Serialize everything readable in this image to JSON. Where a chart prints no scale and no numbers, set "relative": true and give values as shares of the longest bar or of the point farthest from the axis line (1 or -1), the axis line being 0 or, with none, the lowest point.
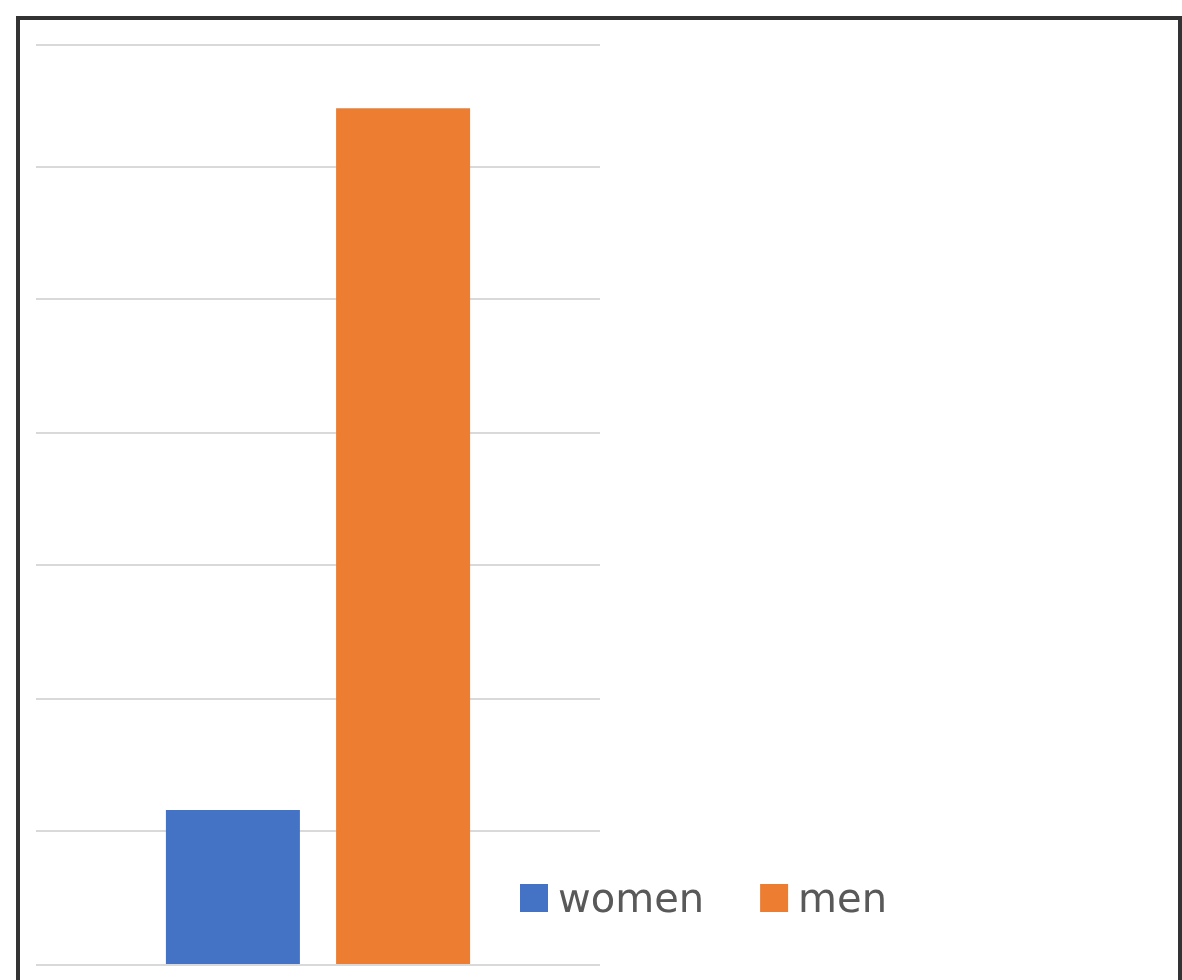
{
  "chart_data": {
    "type": "bar",
    "relative": true,
    "categories": [
      null
    ],
    "series": [
      {
        "name": "women",
        "color": "#4472c4",
        "values": [
          0.18
        ]
      },
      {
        "name": "men",
        "color": "#ed7d31",
        "values": [
          1
        ]
      }
    ],
    "grid": "y",
    "legend": "bottom"
  }
}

#####

Task instructions. Repeat the data exactly, excluding the pictures.

Task solution.
Serialize everything readable in this image to JSON. Where a chart prints no scale and no numbers, set "relative": true and give values as shares of the longest bar or of the point farthest from the axis line (1 or -1), the axis line being 0 or, with none, the lowest point.
{
  "chart_data": {
    "type": "bar",
    "relative": true,
    "categories": [
      null
    ],
    "series": [
      {
        "name": "women",
        "color": "#4472c4",
        "values": [
          0.18
        ]
      },
      {
        "name": "men",
        "color": "#ed7d31",
        "values": [
          1
        ]
      }
    ],
    "grid": "y",
    "legend": "bottom"
  }
}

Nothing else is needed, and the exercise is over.